:: Exercise ::
Print every entry, word for word, and skip the images.

[Records that describe figures]
··········

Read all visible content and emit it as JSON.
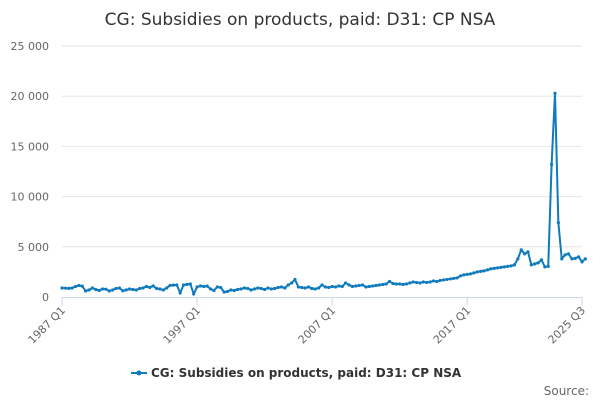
{
  "chart_data": {
    "type": "line",
    "title": "CG: Subsidies on products, paid: D31: CP NSA",
    "xlabel": "",
    "ylabel": "",
    "ylim": [
      0,
      25000
    ],
    "y_ticks": [
      0,
      5000,
      10000,
      15000,
      20000,
      25000
    ],
    "y_tick_labels": [
      "0",
      "5 000",
      "10 000",
      "15 000",
      "20 000",
      "25 000"
    ],
    "x_ticks": [
      "1987 Q1",
      "1997 Q1",
      "2007 Q1",
      "2017 Q1",
      "2025 Q3"
    ],
    "x_tick_quarter_index": [
      0,
      40,
      80,
      120,
      154
    ],
    "grid": "horizontal",
    "legend_position": "bottom",
    "series": [
      {
        "name": "CG: Subsidies on products, paid: D31: CP NSA",
        "color": "#0f7bbd",
        "quarters_start": "1987 Q1",
        "values": [
          900,
          880,
          860,
          900,
          1050,
          1150,
          1080,
          600,
          700,
          900,
          750,
          650,
          800,
          780,
          600,
          700,
          850,
          900,
          620,
          700,
          800,
          750,
          700,
          850,
          900,
          1050,
          950,
          1100,
          850,
          800,
          700,
          900,
          1150,
          1180,
          1200,
          400,
          1200,
          1250,
          1300,
          300,
          1000,
          1100,
          1050,
          1080,
          800,
          650,
          1000,
          950,
          500,
          550,
          700,
          650,
          750,
          800,
          900,
          850,
          700,
          800,
          900,
          850,
          750,
          900,
          800,
          850,
          950,
          1000,
          900,
          1200,
          1400,
          1750,
          1000,
          950,
          900,
          1000,
          850,
          800,
          900,
          1200,
          1000,
          950,
          1050,
          1000,
          1100,
          1050,
          1400,
          1200,
          1050,
          1100,
          1150,
          1200,
          1000,
          1050,
          1100,
          1150,
          1200,
          1250,
          1300,
          1550,
          1350,
          1300,
          1300,
          1250,
          1300,
          1400,
          1500,
          1450,
          1400,
          1500,
          1450,
          1500,
          1600,
          1550,
          1650,
          1700,
          1750,
          1800,
          1850,
          1900,
          2100,
          2200,
          2250,
          2300,
          2400,
          2500,
          2550,
          2600,
          2700,
          2800,
          2850,
          2900,
          2950,
          3000,
          3050,
          3100,
          3200,
          3800,
          4700,
          4300,
          4500,
          3200,
          3300,
          3400,
          3700,
          3000,
          3050,
          13200,
          20300,
          7400,
          3800,
          4200,
          4300,
          3800,
          3850,
          4000,
          3500,
          3800
        ]
      }
    ],
    "source_label": "Source:"
  }
}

··········

:: Completed task ::
Read all visible content and emit it as JSON.
{
  "chart_data": {
    "type": "line",
    "title": "CG: Subsidies on products, paid: D31: CP NSA",
    "xlabel": "",
    "ylabel": "",
    "ylim": [
      0,
      25000
    ],
    "y_ticks": [
      0,
      5000,
      10000,
      15000,
      20000,
      25000
    ],
    "y_tick_labels": [
      "0",
      "5 000",
      "10 000",
      "15 000",
      "20 000",
      "25 000"
    ],
    "x_ticks": [
      "1987 Q1",
      "1997 Q1",
      "2007 Q1",
      "2017 Q1",
      "2025 Q3"
    ],
    "x_tick_quarter_index": [
      0,
      40,
      80,
      120,
      154
    ],
    "grid": "horizontal",
    "legend_position": "bottom",
    "series": [
      {
        "name": "CG: Subsidies on products, paid: D31: CP NSA",
        "color": "#0f7bbd",
        "quarters_start": "1987 Q1",
        "values": [
          900,
          880,
          860,
          900,
          1050,
          1150,
          1080,
          600,
          700,
          900,
          750,
          650,
          800,
          780,
          600,
          700,
          850,
          900,
          620,
          700,
          800,
          750,
          700,
          850,
          900,
          1050,
          950,
          1100,
          850,
          800,
          700,
          900,
          1150,
          1180,
          1200,
          400,
          1200,
          1250,
          1300,
          300,
          1000,
          1100,
          1050,
          1080,
          800,
          650,
          1000,
          950,
          500,
          550,
          700,
          650,
          750,
          800,
          900,
          850,
          700,
          800,
          900,
          850,
          750,
          900,
          800,
          850,
          950,
          1000,
          900,
          1200,
          1400,
          1750,
          1000,
          950,
          900,
          1000,
          850,
          800,
          900,
          1200,
          1000,
          950,
          1050,
          1000,
          1100,
          1050,
          1400,
          1200,
          1050,
          1100,
          1150,
          1200,
          1000,
          1050,
          1100,
          1150,
          1200,
          1250,
          1300,
          1550,
          1350,
          1300,
          1300,
          1250,
          1300,
          1400,
          1500,
          1450,
          1400,
          1500,
          1450,
          1500,
          1600,
          1550,
          1650,
          1700,
          1750,
          1800,
          1850,
          1900,
          2100,
          2200,
          2250,
          2300,
          2400,
          2500,
          2550,
          2600,
          2700,
          2800,
          2850,
          2900,
          2950,
          3000,
          3050,
          3100,
          3200,
          3800,
          4700,
          4300,
          4500,
          3200,
          3300,
          3400,
          3700,
          3000,
          3050,
          13200,
          20300,
          7400,
          3800,
          4200,
          4300,
          3800,
          3850,
          4000,
          3500,
          3800
        ]
      }
    ],
    "source_label": "Source:"
  }
}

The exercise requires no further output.